YOUR TASK
Write the data out again exactly, with no pictures.

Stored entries
○ ○ ○ ○ ○ ○ ○
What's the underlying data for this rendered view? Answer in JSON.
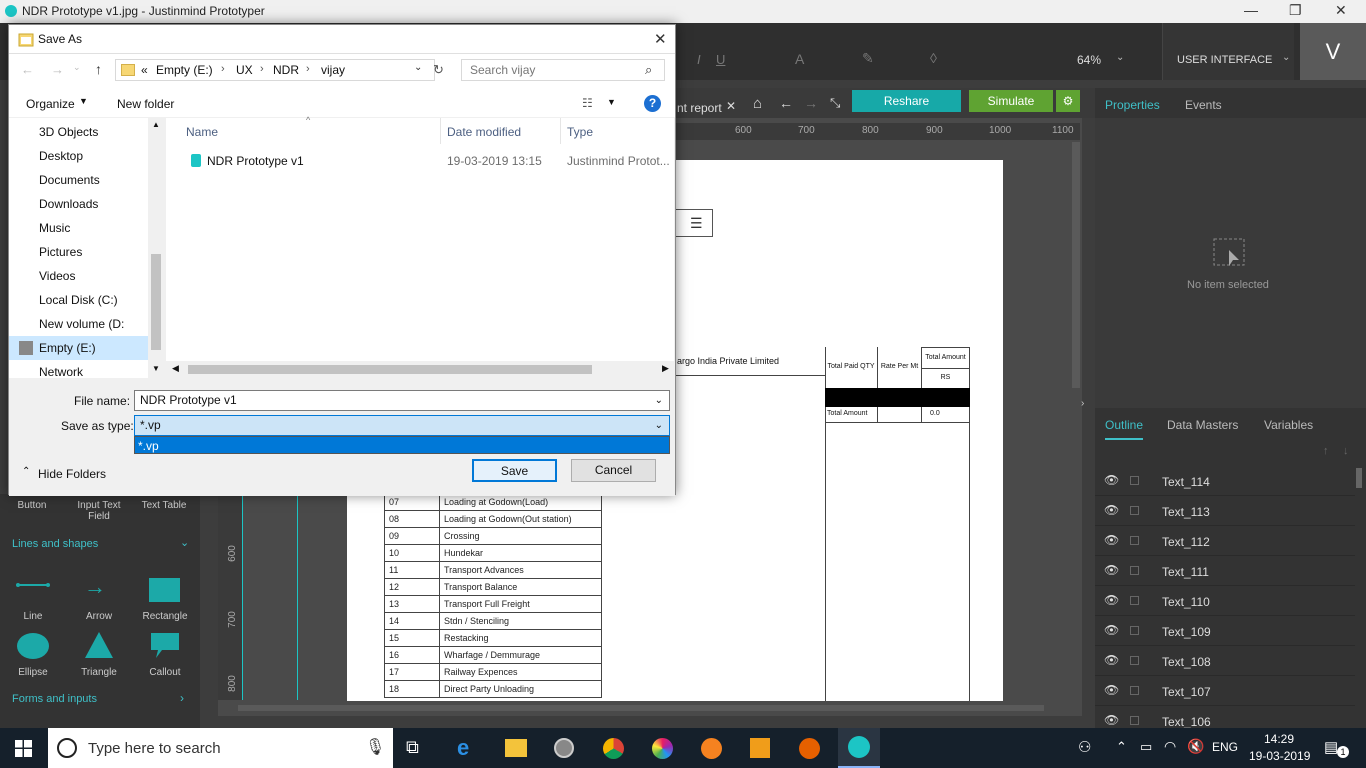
{
  "app": {
    "title": "NDR Prototype v1.jpg - Justinmind Prototyper"
  },
  "toolbar": {
    "zoom": "64%",
    "perspective": "USER INTERFACE",
    "user_initial": "V"
  },
  "toolbar2": {
    "tab_label": "nt report",
    "reshare": "Reshare",
    "simulate": "Simulate"
  },
  "ruler": {
    "ticks": [
      "600",
      "700",
      "800",
      "900",
      "1000",
      "1100"
    ]
  },
  "vruler": {
    "ticks": [
      "600",
      "700",
      "800"
    ]
  },
  "canvas": {
    "company_fragment": "argo India Private Limited",
    "col_total_paid_qty": "Total Paid QTY",
    "col_rate_per_mt": "Rate Per Mt",
    "col_total_amount": "Total Amount",
    "col_rs": "RS",
    "total_amount_label": "Total Amount",
    "total_amount_value": "0.0",
    "rows": [
      {
        "no": "07",
        "label": "Loading at Godown(Load)"
      },
      {
        "no": "08",
        "label": "Loading at Godown(Out station)"
      },
      {
        "no": "09",
        "label": "Crossing"
      },
      {
        "no": "10",
        "label": "Hundekar"
      },
      {
        "no": "11",
        "label": "Transport Advances"
      },
      {
        "no": "12",
        "label": "Transport Balance"
      },
      {
        "no": "13",
        "label": "Transport Full Freight"
      },
      {
        "no": "14",
        "label": "Stdn / Stenciling"
      },
      {
        "no": "15",
        "label": "Restacking"
      },
      {
        "no": "16",
        "label": "Wharfage / Demmurage"
      },
      {
        "no": "17",
        "label": "Railway Expences"
      },
      {
        "no": "18",
        "label": "Direct Party Unloading"
      }
    ]
  },
  "right_panel": {
    "tabs": [
      "Properties",
      "Events"
    ],
    "empty_text": "No item selected",
    "lower_tabs": [
      "Outline",
      "Data Masters",
      "Variables"
    ],
    "outline": [
      "Text_114",
      "Text_113",
      "Text_112",
      "Text_111",
      "Text_110",
      "Text_109",
      "Text_108",
      "Text_107",
      "Text_106"
    ]
  },
  "left_panel": {
    "widgets_top": [
      "Button",
      "Input Text Field",
      "Text Table"
    ],
    "section_lines": "Lines and shapes",
    "shapes": [
      "Line",
      "Arrow",
      "Rectangle",
      "Ellipse",
      "Triangle",
      "Callout"
    ],
    "section_forms": "Forms and inputs"
  },
  "dialog": {
    "title": "Save As",
    "breadcrumb": [
      "«",
      "Empty  (E:)",
      "UX",
      "NDR",
      "vijay"
    ],
    "search_placeholder": "Search vijay",
    "organize": "Organize",
    "new_folder": "New folder",
    "tree": [
      "3D Objects",
      "Desktop",
      "Documents",
      "Downloads",
      "Music",
      "Pictures",
      "Videos",
      "Local Disk (C:)",
      "New volume (D:",
      "Empty  (E:)",
      "Network"
    ],
    "columns": [
      "Name",
      "Date modified",
      "Type"
    ],
    "files": [
      {
        "name": "NDR Prototype v1",
        "date": "19-03-2019 13:15",
        "type": "Justinmind Protot..."
      }
    ],
    "file_name_label": "File name:",
    "file_name_value": "NDR Prototype v1",
    "save_as_type_label": "Save as type:",
    "save_as_type_value": "*.vp",
    "dropdown_option": "*.vp",
    "hide_folders": "Hide Folders",
    "save": "Save",
    "cancel": "Cancel"
  },
  "taskbar": {
    "search_placeholder": "Type here to search",
    "lang": "ENG",
    "time": "14:29",
    "date": "19-03-2019",
    "notif_count": "1"
  },
  "colors": {
    "accent_teal": "#17a9a8",
    "simulate_green": "#5fa332",
    "selection_blue": "#0078d7"
  }
}
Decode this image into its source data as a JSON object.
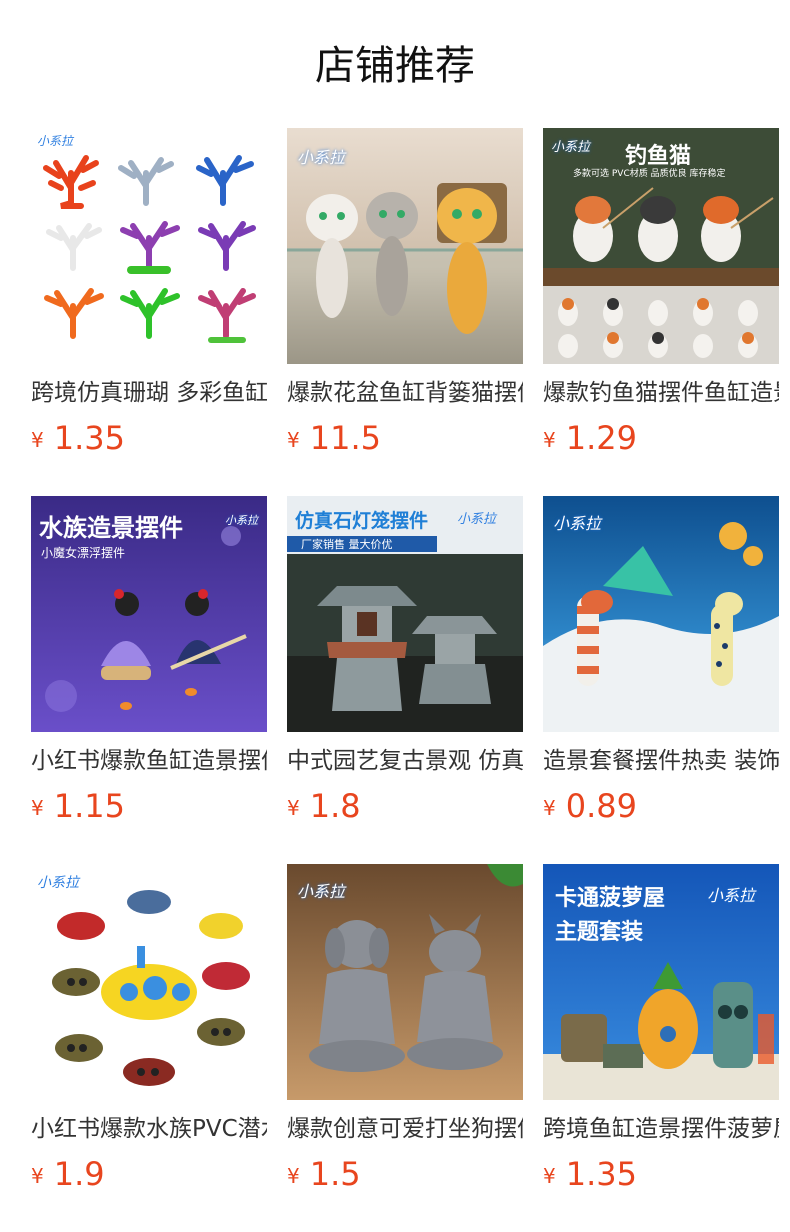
○ ○ ○ ○ ○ ○ ○
EXPECTED OUTPUT
What's the underlying data for this rendered view? Answer in JSON.
{
  "app": {
    "title": "NDR Prototype v1.jpg - Justinmind Prototyper"
  },
  "toolbar": {
    "zoom": "64%",
    "perspective": "USER INTERFACE",
    "user_initial": "V"
  },
  "toolbar2": {
    "tab_label": "nt report",
    "reshare": "Reshare",
    "simulate": "Simulate"
  },
  "ruler": {
    "ticks": [
      "600",
      "700",
      "800",
      "900",
      "1000",
      "1100"
    ]
  },
  "vruler": {
    "ticks": [
      "600",
      "700",
      "800"
    ]
  },
  "canvas": {
    "company_fragment": "argo India Private Limited",
    "col_total_paid_qty": "Total Paid QTY",
    "col_rate_per_mt": "Rate Per Mt",
    "col_total_amount": "Total Amount",
    "col_rs": "RS",
    "total_amount_label": "Total Amount",
    "total_amount_value": "0.0",
    "rows": [
      {
        "no": "07",
        "label": "Loading at Godown(Load)"
      },
      {
        "no": "08",
        "label": "Loading at Godown(Out station)"
      },
      {
        "no": "09",
        "label": "Crossing"
      },
      {
        "no": "10",
        "label": "Hundekar"
      },
      {
        "no": "11",
        "label": "Transport Advances"
      },
      {
        "no": "12",
        "label": "Transport Balance"
      },
      {
        "no": "13",
        "label": "Transport Full Freight"
      },
      {
        "no": "14",
        "label": "Stdn / Stenciling"
      },
      {
        "no": "15",
        "label": "Restacking"
      },
      {
        "no": "16",
        "label": "Wharfage / Demmurage"
      },
      {
        "no": "17",
        "label": "Railway Expences"
      },
      {
        "no": "18",
        "label": "Direct Party Unloading"
      }
    ]
  },
  "right_panel": {
    "tabs": [
      "Properties",
      "Events"
    ],
    "empty_text": "No item selected",
    "lower_tabs": [
      "Outline",
      "Data Masters",
      "Variables"
    ],
    "outline": [
      "Text_114",
      "Text_113",
      "Text_112",
      "Text_111",
      "Text_110",
      "Text_109",
      "Text_108",
      "Text_107",
      "Text_106"
    ]
  },
  "left_panel": {
    "widgets_top": [
      "Button",
      "Input Text Field",
      "Text Table"
    ],
    "section_lines": "Lines and shapes",
    "shapes": [
      "Line",
      "Arrow",
      "Rectangle",
      "Ellipse",
      "Triangle",
      "Callout"
    ],
    "section_forms": "Forms and inputs"
  },
  "dialog": {
    "title": "Save As",
    "breadcrumb": [
      "«",
      "Empty  (E:)",
      "UX",
      "NDR",
      "vijay"
    ],
    "search_placeholder": "Search vijay",
    "organize": "Organize",
    "new_folder": "New folder",
    "tree": [
      "3D Objects",
      "Desktop",
      "Documents",
      "Downloads",
      "Music",
      "Pictures",
      "Videos",
      "Local Disk (C:)",
      "New volume (D:",
      "Empty  (E:)",
      "Network"
    ],
    "columns": [
      "Name",
      "Date modified",
      "Type"
    ],
    "files": [
      {
        "name": "NDR Prototype v1",
        "date": "19-03-2019 13:15",
        "type": "Justinmind Protot..."
      }
    ],
    "file_name_label": "File name:",
    "file_name_value": "NDR Prototype v1",
    "save_as_type_label": "Save as type:",
    "save_as_type_value": "*.vp",
    "dropdown_option": "*.vp",
    "hide_folders": "Hide Folders",
    "save": "Save",
    "cancel": "Cancel"
  },
  "taskbar": {
    "search_placeholder": "Type here to search",
    "lang": "ENG",
    "time": "14:29",
    "date": "19-03-2019",
    "notif_count": "1"
  },
  "colors": {
    "accent_teal": "#17a9a8",
    "simulate_green": "#5fa332",
    "selection_blue": "#0078d7"
  }
}
Decode this image into its source data as a JSON object.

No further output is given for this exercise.